# TASK
Transcribe each of the following entries word for word, keeping every line unchanged.

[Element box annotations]

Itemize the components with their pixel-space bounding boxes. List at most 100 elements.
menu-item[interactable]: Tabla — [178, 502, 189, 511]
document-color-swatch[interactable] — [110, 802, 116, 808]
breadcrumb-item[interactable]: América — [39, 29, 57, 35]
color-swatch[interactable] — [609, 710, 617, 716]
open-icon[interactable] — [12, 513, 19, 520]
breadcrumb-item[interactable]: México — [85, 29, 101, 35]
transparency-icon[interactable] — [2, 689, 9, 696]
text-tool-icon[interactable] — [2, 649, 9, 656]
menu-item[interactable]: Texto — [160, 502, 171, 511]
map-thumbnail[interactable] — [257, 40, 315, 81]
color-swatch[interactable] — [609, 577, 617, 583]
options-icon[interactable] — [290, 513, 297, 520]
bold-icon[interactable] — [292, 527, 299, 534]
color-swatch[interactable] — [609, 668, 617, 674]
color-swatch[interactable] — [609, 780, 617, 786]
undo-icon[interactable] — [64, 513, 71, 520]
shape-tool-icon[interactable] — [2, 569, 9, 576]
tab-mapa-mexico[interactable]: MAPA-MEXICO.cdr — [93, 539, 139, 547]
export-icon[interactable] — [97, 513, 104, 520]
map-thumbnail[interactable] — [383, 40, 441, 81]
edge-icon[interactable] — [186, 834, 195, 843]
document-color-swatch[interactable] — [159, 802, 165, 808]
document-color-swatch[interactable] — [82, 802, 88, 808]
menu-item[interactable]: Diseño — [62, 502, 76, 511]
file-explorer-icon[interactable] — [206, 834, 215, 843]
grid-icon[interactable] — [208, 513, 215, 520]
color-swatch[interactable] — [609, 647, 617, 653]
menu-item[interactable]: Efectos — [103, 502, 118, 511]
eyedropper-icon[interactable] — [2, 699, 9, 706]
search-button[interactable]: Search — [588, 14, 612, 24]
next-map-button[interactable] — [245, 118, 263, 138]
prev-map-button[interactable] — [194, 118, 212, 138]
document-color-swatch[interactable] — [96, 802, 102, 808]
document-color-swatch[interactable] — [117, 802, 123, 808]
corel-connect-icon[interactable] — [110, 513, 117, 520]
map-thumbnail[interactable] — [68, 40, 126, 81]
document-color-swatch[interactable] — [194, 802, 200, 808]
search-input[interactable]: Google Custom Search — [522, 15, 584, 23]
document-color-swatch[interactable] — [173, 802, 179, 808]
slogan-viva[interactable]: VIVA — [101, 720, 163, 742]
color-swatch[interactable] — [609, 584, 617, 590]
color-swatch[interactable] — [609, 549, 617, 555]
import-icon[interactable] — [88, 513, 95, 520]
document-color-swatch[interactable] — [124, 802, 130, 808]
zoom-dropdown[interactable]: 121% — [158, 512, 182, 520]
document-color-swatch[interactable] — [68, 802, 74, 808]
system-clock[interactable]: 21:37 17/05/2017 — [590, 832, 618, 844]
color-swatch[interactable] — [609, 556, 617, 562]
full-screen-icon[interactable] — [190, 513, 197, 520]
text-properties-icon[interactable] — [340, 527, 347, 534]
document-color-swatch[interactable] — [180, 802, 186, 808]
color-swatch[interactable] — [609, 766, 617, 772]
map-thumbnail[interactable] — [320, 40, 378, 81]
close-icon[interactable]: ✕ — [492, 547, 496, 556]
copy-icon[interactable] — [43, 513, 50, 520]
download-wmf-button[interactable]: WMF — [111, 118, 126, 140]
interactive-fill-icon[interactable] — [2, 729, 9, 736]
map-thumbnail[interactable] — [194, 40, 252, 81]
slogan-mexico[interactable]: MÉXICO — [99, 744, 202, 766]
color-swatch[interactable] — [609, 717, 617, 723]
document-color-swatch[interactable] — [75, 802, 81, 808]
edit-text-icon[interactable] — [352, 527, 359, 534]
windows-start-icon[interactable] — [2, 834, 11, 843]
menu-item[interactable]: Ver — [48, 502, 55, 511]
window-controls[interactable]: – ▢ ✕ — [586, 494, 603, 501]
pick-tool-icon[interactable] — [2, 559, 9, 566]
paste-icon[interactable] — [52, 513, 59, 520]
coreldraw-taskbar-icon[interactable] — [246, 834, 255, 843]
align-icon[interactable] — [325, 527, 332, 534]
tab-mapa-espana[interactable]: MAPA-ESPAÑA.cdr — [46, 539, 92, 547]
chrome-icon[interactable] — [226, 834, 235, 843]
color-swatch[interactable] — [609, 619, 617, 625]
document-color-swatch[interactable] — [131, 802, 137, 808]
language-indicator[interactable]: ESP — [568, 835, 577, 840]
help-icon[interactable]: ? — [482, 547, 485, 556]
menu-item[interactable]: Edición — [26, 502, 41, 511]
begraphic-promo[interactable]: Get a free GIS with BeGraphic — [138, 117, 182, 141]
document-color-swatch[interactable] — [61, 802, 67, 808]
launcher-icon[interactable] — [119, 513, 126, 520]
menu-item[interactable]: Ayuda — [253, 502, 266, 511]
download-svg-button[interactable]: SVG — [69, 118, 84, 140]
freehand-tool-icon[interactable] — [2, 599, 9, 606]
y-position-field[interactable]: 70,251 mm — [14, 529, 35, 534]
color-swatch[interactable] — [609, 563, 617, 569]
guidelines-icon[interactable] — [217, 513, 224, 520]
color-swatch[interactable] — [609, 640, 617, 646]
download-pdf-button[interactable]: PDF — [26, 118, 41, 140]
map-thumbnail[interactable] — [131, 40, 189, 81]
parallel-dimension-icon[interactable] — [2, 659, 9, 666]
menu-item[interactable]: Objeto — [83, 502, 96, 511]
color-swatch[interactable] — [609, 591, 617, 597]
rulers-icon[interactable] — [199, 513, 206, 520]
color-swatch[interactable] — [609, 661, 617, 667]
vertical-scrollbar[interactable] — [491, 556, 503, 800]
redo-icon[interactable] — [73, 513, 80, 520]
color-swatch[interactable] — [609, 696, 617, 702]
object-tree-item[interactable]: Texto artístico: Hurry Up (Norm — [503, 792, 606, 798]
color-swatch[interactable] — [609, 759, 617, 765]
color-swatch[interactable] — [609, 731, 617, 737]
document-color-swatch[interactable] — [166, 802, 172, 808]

# TASK OUTPUT
Itemize the components with their pixel-space bounding boxes. List at most 100 elements.
menu-item[interactable]: Tabla — [178, 502, 189, 511]
document-color-swatch[interactable] — [110, 802, 116, 808]
breadcrumb-item[interactable]: América — [39, 29, 57, 35]
color-swatch[interactable] — [609, 710, 617, 716]
open-icon[interactable] — [12, 513, 19, 520]
breadcrumb-item[interactable]: México — [85, 29, 101, 35]
transparency-icon[interactable] — [2, 689, 9, 696]
text-tool-icon[interactable] — [2, 649, 9, 656]
menu-item[interactable]: Texto — [160, 502, 171, 511]
map-thumbnail[interactable] — [257, 40, 315, 81]
color-swatch[interactable] — [609, 577, 617, 583]
options-icon[interactable] — [290, 513, 297, 520]
bold-icon[interactable] — [292, 527, 299, 534]
color-swatch[interactable] — [609, 668, 617, 674]
color-swatch[interactable] — [609, 780, 617, 786]
undo-icon[interactable] — [64, 513, 71, 520]
shape-tool-icon[interactable] — [2, 569, 9, 576]
tab-mapa-mexico[interactable]: MAPA-MEXICO.cdr — [93, 539, 139, 547]
export-icon[interactable] — [97, 513, 104, 520]
map-thumbnail[interactable] — [383, 40, 441, 81]
edge-icon[interactable] — [186, 834, 195, 843]
document-color-swatch[interactable] — [159, 802, 165, 808]
document-color-swatch[interactable] — [82, 802, 88, 808]
menu-item[interactable]: Diseño — [62, 502, 76, 511]
file-explorer-icon[interactable] — [206, 834, 215, 843]
grid-icon[interactable] — [208, 513, 215, 520]
color-swatch[interactable] — [609, 647, 617, 653]
menu-item[interactable]: Efectos — [103, 502, 118, 511]
eyedropper-icon[interactable] — [2, 699, 9, 706]
search-button[interactable]: Search — [588, 14, 612, 24]
next-map-button[interactable] — [245, 118, 263, 138]
prev-map-button[interactable] — [194, 118, 212, 138]
document-color-swatch[interactable] — [96, 802, 102, 808]
document-color-swatch[interactable] — [117, 802, 123, 808]
corel-connect-icon[interactable] — [110, 513, 117, 520]
map-thumbnail[interactable] — [68, 40, 126, 81]
document-color-swatch[interactable] — [194, 802, 200, 808]
search-input[interactable]: Google Custom Search — [522, 15, 584, 23]
document-color-swatch[interactable] — [173, 802, 179, 808]
slogan-viva[interactable]: VIVA — [101, 720, 163, 742]
color-swatch[interactable] — [609, 584, 617, 590]
color-swatch[interactable] — [609, 549, 617, 555]
import-icon[interactable] — [88, 513, 95, 520]
document-color-swatch[interactable] — [124, 802, 130, 808]
zoom-dropdown[interactable]: 121% — [158, 512, 182, 520]
document-color-swatch[interactable] — [68, 802, 74, 808]
system-clock[interactable]: 21:37 17/05/2017 — [590, 832, 618, 844]
color-swatch[interactable] — [609, 556, 617, 562]
full-screen-icon[interactable] — [190, 513, 197, 520]
text-properties-icon[interactable] — [340, 527, 347, 534]
document-color-swatch[interactable] — [180, 802, 186, 808]
color-swatch[interactable] — [609, 766, 617, 772]
map-thumbnail[interactable] — [320, 40, 378, 81]
close-icon[interactable]: ✕ — [492, 547, 496, 556]
copy-icon[interactable] — [43, 513, 50, 520]
download-wmf-button[interactable]: WMF — [111, 118, 126, 140]
interactive-fill-icon[interactable] — [2, 729, 9, 736]
map-thumbnail[interactable] — [194, 40, 252, 81]
slogan-mexico[interactable]: MÉXICO — [99, 744, 202, 766]
color-swatch[interactable] — [609, 717, 617, 723]
document-color-swatch[interactable] — [75, 802, 81, 808]
edit-text-icon[interactable] — [352, 527, 359, 534]
windows-start-icon[interactable] — [2, 834, 11, 843]
menu-item[interactable]: Ver — [48, 502, 55, 511]
window-controls[interactable]: – ▢ ✕ — [586, 494, 603, 501]
pick-tool-icon[interactable] — [2, 559, 9, 566]
paste-icon[interactable] — [52, 513, 59, 520]
coreldraw-taskbar-icon[interactable] — [246, 834, 255, 843]
align-icon[interactable] — [325, 527, 332, 534]
tab-mapa-espana[interactable]: MAPA-ESPAÑA.cdr — [46, 539, 92, 547]
chrome-icon[interactable] — [226, 834, 235, 843]
color-swatch[interactable] — [609, 619, 617, 625]
document-color-swatch[interactable] — [131, 802, 137, 808]
language-indicator[interactable]: ESP — [568, 835, 577, 840]
help-icon[interactable]: ? — [482, 547, 485, 556]
menu-item[interactable]: Edición — [26, 502, 41, 511]
begraphic-promo[interactable]: Get a free GIS with BeGraphic — [138, 117, 182, 141]
document-color-swatch[interactable] — [61, 802, 67, 808]
launcher-icon[interactable] — [119, 513, 126, 520]
menu-item[interactable]: Ayuda — [253, 502, 266, 511]
download-svg-button[interactable]: SVG — [69, 118, 84, 140]
freehand-tool-icon[interactable] — [2, 599, 9, 606]
y-position-field[interactable]: 70,251 mm — [14, 529, 35, 534]
color-swatch[interactable] — [609, 563, 617, 569]
guidelines-icon[interactable] — [217, 513, 224, 520]
color-swatch[interactable] — [609, 640, 617, 646]
download-pdf-button[interactable]: PDF — [26, 118, 41, 140]
map-thumbnail[interactable] — [131, 40, 189, 81]
parallel-dimension-icon[interactable] — [2, 659, 9, 666]
menu-item[interactable]: Objeto — [83, 502, 96, 511]
color-swatch[interactable] — [609, 591, 617, 597]
rulers-icon[interactable] — [199, 513, 206, 520]
color-swatch[interactable] — [609, 661, 617, 667]
vertical-scrollbar[interactable] — [491, 556, 503, 800]
redo-icon[interactable] — [73, 513, 80, 520]
color-swatch[interactable] — [609, 696, 617, 702]
object-tree-item[interactable]: Texto artístico: Hurry Up (Norm — [503, 792, 606, 798]
color-swatch[interactable] — [609, 759, 617, 765]
color-swatch[interactable] — [609, 731, 617, 737]
document-color-swatch[interactable] — [166, 802, 172, 808]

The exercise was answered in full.